From the records, pick out and copy each line containing "Celular".

==== RECORD SET ====

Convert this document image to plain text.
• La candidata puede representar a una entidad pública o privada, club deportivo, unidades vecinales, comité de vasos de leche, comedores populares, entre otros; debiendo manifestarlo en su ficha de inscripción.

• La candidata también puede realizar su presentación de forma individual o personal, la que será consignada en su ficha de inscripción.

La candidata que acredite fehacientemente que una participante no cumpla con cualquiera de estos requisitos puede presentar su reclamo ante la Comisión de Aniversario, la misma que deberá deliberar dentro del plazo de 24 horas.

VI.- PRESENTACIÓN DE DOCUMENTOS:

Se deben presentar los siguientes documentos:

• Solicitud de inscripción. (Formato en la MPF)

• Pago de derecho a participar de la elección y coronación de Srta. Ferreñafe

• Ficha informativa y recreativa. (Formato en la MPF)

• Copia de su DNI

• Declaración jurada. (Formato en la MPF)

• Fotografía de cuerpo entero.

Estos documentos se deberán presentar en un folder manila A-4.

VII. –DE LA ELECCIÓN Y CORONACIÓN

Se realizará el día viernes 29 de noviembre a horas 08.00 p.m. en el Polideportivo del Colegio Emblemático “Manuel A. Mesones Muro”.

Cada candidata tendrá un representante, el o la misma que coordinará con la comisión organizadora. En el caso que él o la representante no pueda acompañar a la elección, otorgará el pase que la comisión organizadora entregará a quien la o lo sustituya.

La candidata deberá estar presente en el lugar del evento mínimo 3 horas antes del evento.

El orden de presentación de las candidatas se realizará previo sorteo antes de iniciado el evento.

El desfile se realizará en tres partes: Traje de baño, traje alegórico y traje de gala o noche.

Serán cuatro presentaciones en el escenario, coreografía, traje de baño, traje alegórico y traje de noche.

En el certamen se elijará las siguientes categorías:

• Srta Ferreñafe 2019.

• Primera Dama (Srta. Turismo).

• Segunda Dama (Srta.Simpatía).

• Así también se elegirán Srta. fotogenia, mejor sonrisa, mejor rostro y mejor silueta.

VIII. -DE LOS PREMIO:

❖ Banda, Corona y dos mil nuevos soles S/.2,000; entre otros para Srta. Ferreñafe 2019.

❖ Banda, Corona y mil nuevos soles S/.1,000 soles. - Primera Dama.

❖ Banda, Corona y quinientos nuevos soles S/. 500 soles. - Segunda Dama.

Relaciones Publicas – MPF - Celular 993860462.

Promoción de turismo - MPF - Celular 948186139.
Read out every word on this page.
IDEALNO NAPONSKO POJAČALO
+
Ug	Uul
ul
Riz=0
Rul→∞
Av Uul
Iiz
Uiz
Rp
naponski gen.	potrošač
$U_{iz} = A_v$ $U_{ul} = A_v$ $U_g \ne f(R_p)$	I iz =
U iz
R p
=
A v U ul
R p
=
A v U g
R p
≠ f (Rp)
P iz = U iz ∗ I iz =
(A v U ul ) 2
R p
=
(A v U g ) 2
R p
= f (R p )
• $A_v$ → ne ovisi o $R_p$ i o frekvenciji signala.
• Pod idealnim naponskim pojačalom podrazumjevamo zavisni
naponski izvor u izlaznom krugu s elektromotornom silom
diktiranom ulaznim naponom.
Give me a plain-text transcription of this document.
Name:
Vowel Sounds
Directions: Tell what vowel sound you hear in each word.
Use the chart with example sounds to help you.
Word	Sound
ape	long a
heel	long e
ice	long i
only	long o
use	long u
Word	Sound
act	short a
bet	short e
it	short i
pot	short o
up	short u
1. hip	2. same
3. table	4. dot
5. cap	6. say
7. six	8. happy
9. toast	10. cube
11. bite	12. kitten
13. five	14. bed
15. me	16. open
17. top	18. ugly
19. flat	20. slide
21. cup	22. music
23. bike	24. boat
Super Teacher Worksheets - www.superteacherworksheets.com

====

:: CORRECT OUTPUT ::
Relaciones Publicas – MPF - Celular 993860462.
Promoción de turismo - MPF - Celular 948186139.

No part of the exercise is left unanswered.